Stored data
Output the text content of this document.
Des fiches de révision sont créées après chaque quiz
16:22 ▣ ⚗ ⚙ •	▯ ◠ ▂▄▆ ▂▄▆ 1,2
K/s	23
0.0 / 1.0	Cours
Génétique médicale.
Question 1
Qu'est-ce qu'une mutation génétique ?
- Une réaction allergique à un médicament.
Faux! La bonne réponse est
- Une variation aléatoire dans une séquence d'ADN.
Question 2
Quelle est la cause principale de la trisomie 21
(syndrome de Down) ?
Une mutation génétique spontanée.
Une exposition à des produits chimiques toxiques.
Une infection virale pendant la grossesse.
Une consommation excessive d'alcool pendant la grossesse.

- **What the task requires**
Could you copy every record above exactly as it appears?

- **Answer**
Output the text content of this document.
Des fiches de révision sont créées après chaque quiz
16:22 ▣ ⚗ ⚙ •	▯ ◠ ▂▄▆ ▂▄▆ 1,2
K/s	23
0.0 / 1.0	Cours
Génétique médicale.
Question 1
Qu'est-ce qu'une mutation génétique ?
- Une réaction allergique à un médicament.
Faux! La bonne réponse est
- Une variation aléatoire dans une séquence d'ADN.
Question 2
Quelle est la cause principale de la trisomie 21
(syndrome de Down) ?
Une mutation génétique spontanée.
Une exposition à des produits chimiques toxiques.
Une infection virale pendant la grossesse.
Une consommation excessive d'alcool pendant la grossesse.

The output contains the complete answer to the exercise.